# Exercise brief:
Copy every line from the data below in which the string "Предприятие" can be found.

# Material:
--
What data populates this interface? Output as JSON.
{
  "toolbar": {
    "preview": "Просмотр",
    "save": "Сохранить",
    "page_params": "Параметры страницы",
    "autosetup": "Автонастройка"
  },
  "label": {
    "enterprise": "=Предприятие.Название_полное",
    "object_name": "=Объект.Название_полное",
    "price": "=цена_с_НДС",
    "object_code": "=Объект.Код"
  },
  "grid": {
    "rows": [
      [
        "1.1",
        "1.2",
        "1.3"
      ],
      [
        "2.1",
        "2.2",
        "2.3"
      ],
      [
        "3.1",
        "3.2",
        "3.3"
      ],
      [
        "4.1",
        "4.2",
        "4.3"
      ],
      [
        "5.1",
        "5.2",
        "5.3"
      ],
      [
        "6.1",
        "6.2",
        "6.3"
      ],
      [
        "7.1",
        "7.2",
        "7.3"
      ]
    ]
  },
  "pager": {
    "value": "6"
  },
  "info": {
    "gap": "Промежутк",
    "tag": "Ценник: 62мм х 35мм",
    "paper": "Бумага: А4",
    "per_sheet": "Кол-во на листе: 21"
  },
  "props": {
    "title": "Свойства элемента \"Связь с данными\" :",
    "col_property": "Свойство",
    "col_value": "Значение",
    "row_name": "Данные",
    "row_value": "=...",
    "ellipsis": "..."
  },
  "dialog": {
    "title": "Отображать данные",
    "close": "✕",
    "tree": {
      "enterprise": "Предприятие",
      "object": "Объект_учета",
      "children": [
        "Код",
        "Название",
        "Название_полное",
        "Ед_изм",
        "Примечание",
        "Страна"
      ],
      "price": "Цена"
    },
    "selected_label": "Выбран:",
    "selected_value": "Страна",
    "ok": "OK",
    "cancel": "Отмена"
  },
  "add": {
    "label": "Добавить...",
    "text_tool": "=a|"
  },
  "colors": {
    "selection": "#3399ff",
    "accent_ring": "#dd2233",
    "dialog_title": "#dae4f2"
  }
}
--
# Task answer:
    "enterprise": "=Предприятие.Название_полное",
      "enterprise": "Предприятие",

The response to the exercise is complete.